Tally the lines below that contain "icon". The number is the whole answer.

Data records
________________________

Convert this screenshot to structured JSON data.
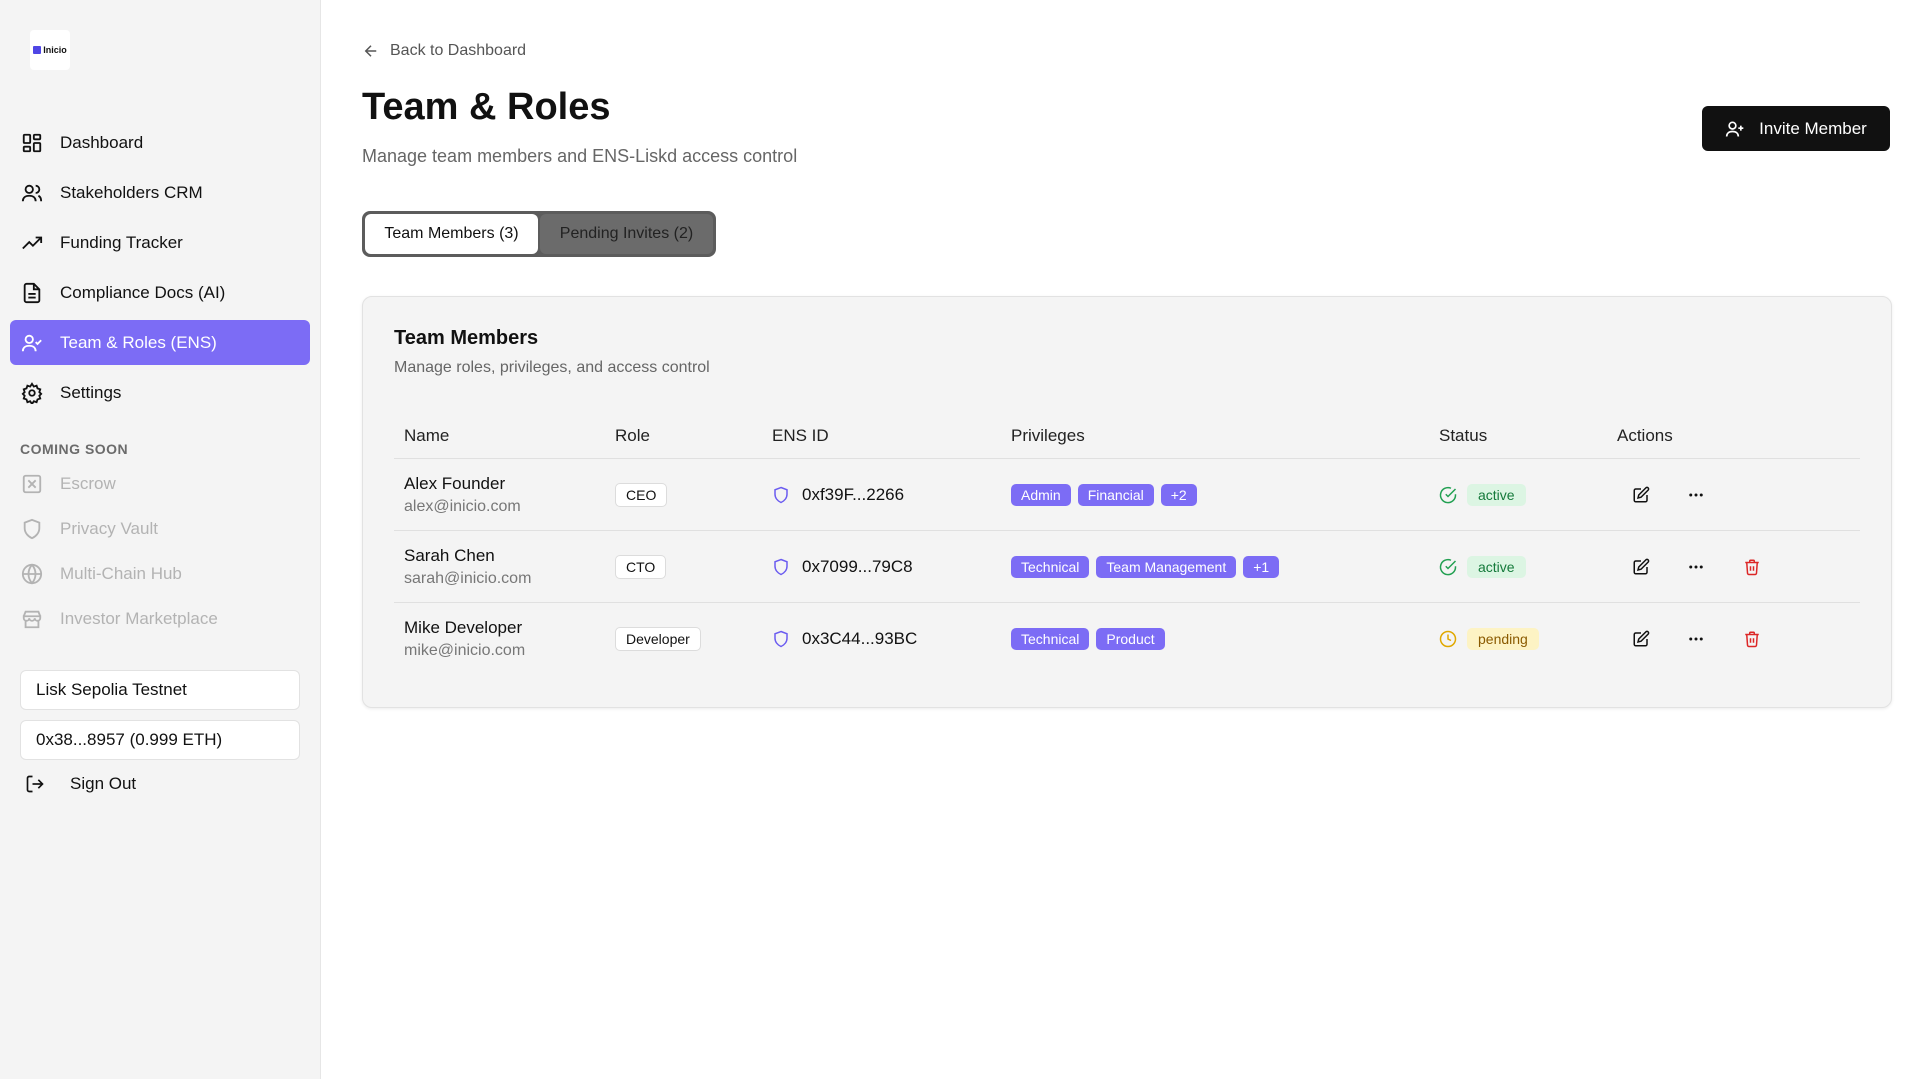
{
  "sidebar": {
    "logo_text": "Inicio",
    "nav": [
      {
        "label": "Dashboard",
        "icon": "dashboard-icon",
        "active": false
      },
      {
        "label": "Stakeholders CRM",
        "icon": "users-icon",
        "active": false
      },
      {
        "label": "Funding Tracker",
        "icon": "trending-up-icon",
        "active": false
      },
      {
        "label": "Compliance Docs (AI)",
        "icon": "document-icon",
        "active": false
      },
      {
        "label": "Team & Roles (ENS)",
        "icon": "user-check-icon",
        "active": true
      },
      {
        "label": "Settings",
        "icon": "gear-icon",
        "active": false
      }
    ],
    "coming_soon_label": "COMING SOON",
    "coming_soon": [
      {
        "label": "Escrow",
        "icon": "escrow-icon"
      },
      {
        "label": "Privacy Vault",
        "icon": "shield-icon"
      },
      {
        "label": "Multi-Chain Hub",
        "icon": "globe-icon"
      },
      {
        "label": "Investor Marketplace",
        "icon": "store-icon"
      }
    ],
    "network": "Lisk Sepolia Testnet",
    "wallet": "0x38...8957 (0.999 ETH)",
    "sign_out": "Sign Out"
  },
  "header": {
    "back": "Back to Dashboard",
    "title": "Team & Roles",
    "subtitle": "Manage team members and ENS-Liskd access control",
    "invite_button": "Invite Member"
  },
  "tabs": [
    {
      "label": "Team Members (3)",
      "active": true
    },
    {
      "label": "Pending Invites (2)",
      "active": false
    }
  ],
  "card": {
    "title": "Team Members",
    "subtitle": "Manage roles, privileges, and access control"
  },
  "table": {
    "columns": [
      "Name",
      "Role",
      "ENS ID",
      "Privileges",
      "Status",
      "Actions"
    ],
    "rows": [
      {
        "name": "Alex Founder",
        "email": "alex@inicio.com",
        "role": "CEO",
        "ens": "0xf39F...2266",
        "privileges": [
          "Admin",
          "Financial",
          "+2"
        ],
        "status": "active",
        "deletable": false
      },
      {
        "name": "Sarah Chen",
        "email": "sarah@inicio.com",
        "role": "CTO",
        "ens": "0x7099...79C8",
        "privileges": [
          "Technical",
          "Team Management",
          "+1"
        ],
        "status": "active",
        "deletable": true
      },
      {
        "name": "Mike Developer",
        "email": "mike@inicio.com",
        "role": "Developer",
        "ens": "0x3C44...93BC",
        "privileges": [
          "Technical",
          "Product"
        ],
        "status": "pending",
        "deletable": true
      }
    ]
  },
  "colors": {
    "accent": "#7c6cf5",
    "active_green": "#22a052",
    "pending_amber": "#e0a800",
    "delete_red": "#dc2626"
  }
}
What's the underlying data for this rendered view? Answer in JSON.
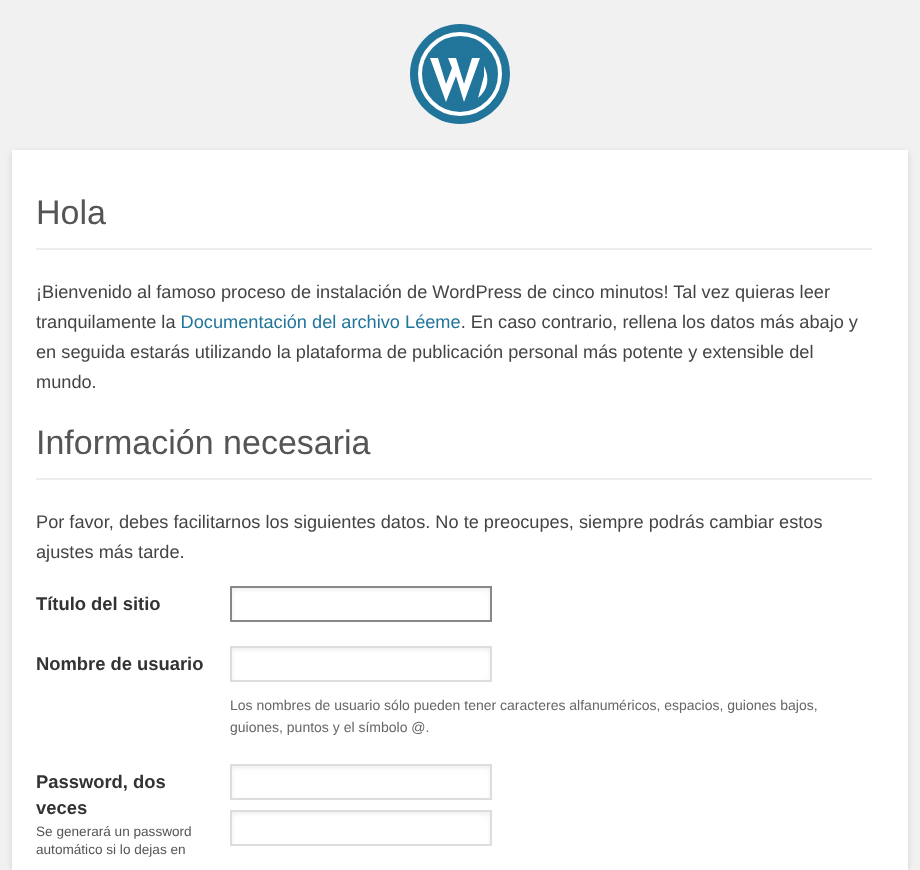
{
  "sections": [
    {
      "heading": "Hola",
      "text_before": "¡Bienvenido al famoso proceso de instalación de WordPress de cinco minutos! Tal vez quieras leer tranquilamente la ",
      "link": "Documentación del archivo Léeme",
      "text_after": ". En caso contrario, rellena los datos más abajo y en seguida estarás utilizando la plataforma de publicación personal más potente y extensible del mundo."
    },
    {
      "heading": "Información necesaria",
      "text_before": "Por favor, debes facilitarnos los siguientes datos. No te preocupes, siempre podrás cambiar estos ajustes más tarde."
    }
  ],
  "fields": [
    {
      "label": "Título del sitio",
      "inputs": [
        {
          "focused": true
        }
      ]
    },
    {
      "label": "Nombre de usuario",
      "inputs": [
        {
          "focused": false
        }
      ],
      "hint": "Los nombres de usuario sólo pueden tener caracteres alfanuméricos, espacios, guiones bajos, guiones, puntos y el símbolo @."
    },
    {
      "label": "Password, dos veces",
      "label_hint": "Se generará un password automático si lo dejas en",
      "inputs": [
        {
          "focused": false
        },
        {
          "focused": false
        }
      ]
    }
  ]
}
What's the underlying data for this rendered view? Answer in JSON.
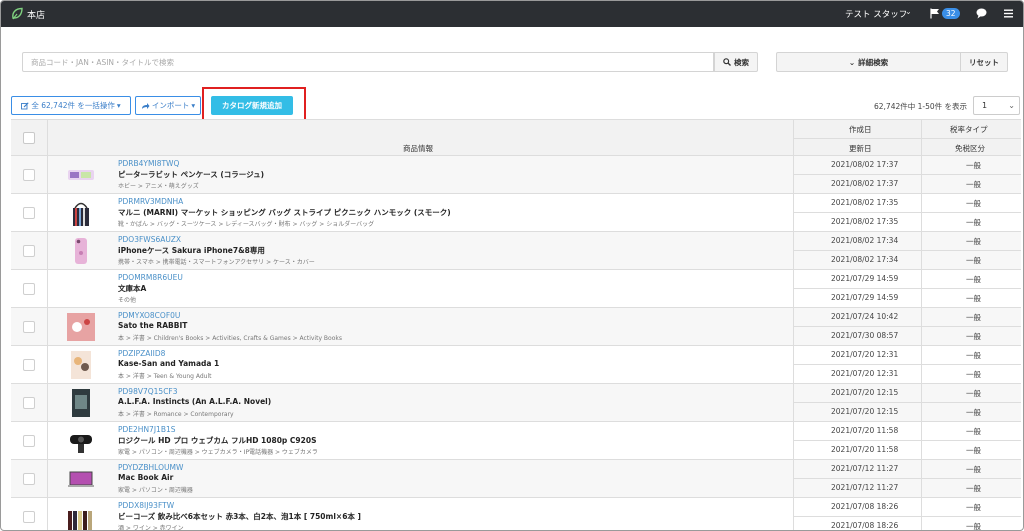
{
  "header": {
    "store_name": "本店",
    "user_name": "テスト スタッフ",
    "notification_count": "32"
  },
  "search": {
    "placeholder": "商品コード・JAN・ASIN・タイトルで検索",
    "search_label": "検索",
    "advanced_label": "詳細検索",
    "reset_label": "リセット"
  },
  "actions": {
    "bulk_label": "全 62,742件 を一括操作",
    "import_label": "インポート",
    "add_catalog_label": "カタログ新規追加"
  },
  "pagination": {
    "info": "62,742件中 1-50件 を表示",
    "current_page": "1"
  },
  "table": {
    "headers": {
      "product_info": "商品情報",
      "created": "作成日",
      "updated": "更新日",
      "tax_type": "税率タイプ",
      "tax_category": "免税区分"
    },
    "rows": [
      {
        "code": "PDRB4YMI8TWQ",
        "title": "ピーターラビット ペンケース (コラージュ)",
        "category": "ホビー > アニメ・萌えグッズ",
        "created": "2021/08/02 17:37",
        "updated": "2021/08/02 17:37",
        "tax_type": "一般",
        "tax_category": "一般",
        "thumb": "pencase"
      },
      {
        "code": "PDRMRV3MDNHA",
        "title": "マルニ (MARNI) マーケット ショッピング バッグ ストライプ ピクニック ハンモック (スモーク)",
        "category": "靴・かばん > バッグ・スーツケース > レディースバッグ・財布 > バッグ > ショルダーバッグ",
        "created": "2021/08/02 17:35",
        "updated": "2021/08/02 17:35",
        "tax_type": "一般",
        "tax_category": "一般",
        "thumb": "bag"
      },
      {
        "code": "PDO3FWS6AUZX",
        "title": "iPhoneケース Sakura iPhone7&8専用",
        "category": "携帯・スマホ > 携帯電話・スマートフォンアクセサリ > ケース・カバー",
        "created": "2021/08/02 17:34",
        "updated": "2021/08/02 17:34",
        "tax_type": "一般",
        "tax_category": "一般",
        "thumb": "phonecase"
      },
      {
        "code": "PDOMRM8R6UEU",
        "title": "文庫本A",
        "category": "その他",
        "created": "2021/07/29 14:59",
        "updated": "2021/07/29 14:59",
        "tax_type": "一般",
        "tax_category": "一般",
        "thumb": "none"
      },
      {
        "code": "PDMYXO8COF0U",
        "title": "Sato the RABBIT",
        "category": "本 > 洋書 > Children's Books > Activities, Crafts & Games > Activity Books",
        "created": "2021/07/24 10:42",
        "updated": "2021/07/30 08:57",
        "tax_type": "一般",
        "tax_category": "一般",
        "thumb": "book-red"
      },
      {
        "code": "PDZIPZAIID8",
        "title": "Kase-San and Yamada 1",
        "category": "本 > 洋書 > Teen & Young Adult",
        "created": "2021/07/20 12:31",
        "updated": "2021/07/20 12:31",
        "tax_type": "一般",
        "tax_category": "一般",
        "thumb": "book-manga"
      },
      {
        "code": "PD98V7Q15CF3",
        "title": "A.L.F.A. Instincts (An A.L.F.A. Novel)",
        "category": "本 > 洋書 > Romance > Contemporary",
        "created": "2021/07/20 12:15",
        "updated": "2021/07/20 12:15",
        "tax_type": "一般",
        "tax_category": "一般",
        "thumb": "book-dark"
      },
      {
        "code": "PDE2HN7J1B1S",
        "title": "ロジクール HD プロ ウェブカム フルHD 1080p C920S",
        "category": "家電 > パソコン・周辺機器 > ウェブカメラ・IP電話機器 > ウェブカメラ",
        "created": "2021/07/20 11:58",
        "updated": "2021/07/20 11:58",
        "tax_type": "一般",
        "tax_category": "一般",
        "thumb": "webcam"
      },
      {
        "code": "PDYDZBHLOUMW",
        "title": "Mac Book Air",
        "category": "家電 > パソコン・周辺機器",
        "created": "2021/07/12 11:27",
        "updated": "2021/07/12 11:27",
        "tax_type": "一般",
        "tax_category": "一般",
        "thumb": "laptop"
      },
      {
        "code": "PDDX8IJ93FTW",
        "title": "ビーコーズ 飲み比べ6本セット 赤3本、白2本、泡1本 [ 750ml×6本 ]",
        "category": "酒 > ワイン > 赤ワイン",
        "created": "2021/07/08 18:26",
        "updated": "2021/07/08 18:26",
        "tax_type": "一般",
        "tax_category": "一般",
        "thumb": "wine"
      }
    ]
  },
  "colors": {
    "topbar": "#2c2f33",
    "accent": "#33bde6",
    "link": "#4a90c8",
    "highlight": "#e02020"
  }
}
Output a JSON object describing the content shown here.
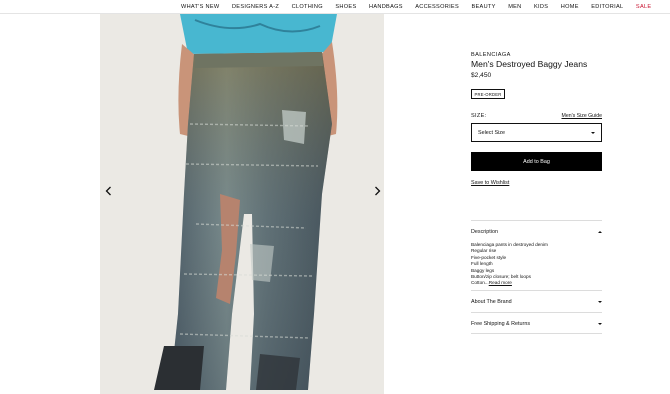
{
  "nav": {
    "items": [
      "WHAT'S NEW",
      "DESIGNERS A-Z",
      "CLOTHING",
      "SHOES",
      "HANDBAGS",
      "ACCESSORIES",
      "BEAUTY",
      "MEN",
      "KIDS",
      "HOME",
      "EDITORIAL"
    ],
    "sale": "SALE",
    "sale_color": "#c8102e"
  },
  "gallery": {
    "prev_icon": "chevron-left-icon",
    "next_icon": "chevron-right-icon",
    "background": "#ebe9e4"
  },
  "product": {
    "brand": "BALENCIAGA",
    "title": "Men's Destroyed Baggy Jeans",
    "price": "$2,450",
    "badge": "PRE-ORDER",
    "size_label": "SIZE:",
    "size_guide": "Men's Size Guide",
    "size_select": "Select Size",
    "add_to_bag": "Add to Bag",
    "wishlist": "Save to Wishlist"
  },
  "accordion": {
    "description": {
      "title": "Description",
      "lines": [
        "Balenciaga pants in destroyed denim",
        "Regular rise",
        "Five-pocket style",
        "Full length",
        "Baggy legs",
        "Button/zip closure; belt loops"
      ],
      "last_line": "Cotton...",
      "read_more": "Read more"
    },
    "about": {
      "title": "About The Brand"
    },
    "shipping": {
      "title": "Free Shipping & Returns"
    }
  }
}
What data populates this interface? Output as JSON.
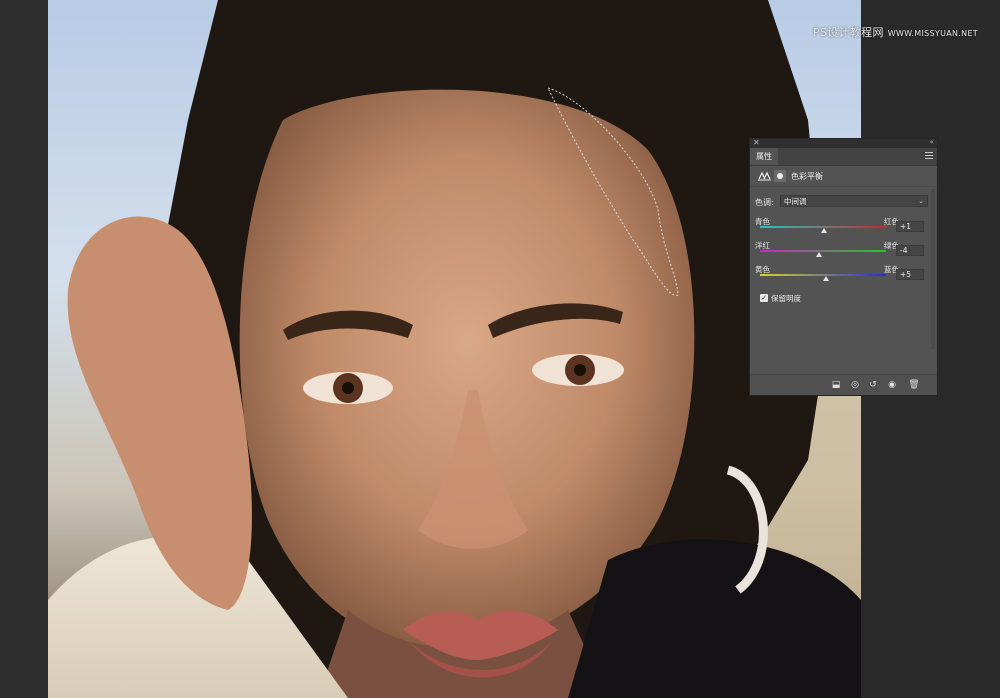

________________________

| Complete answer |
12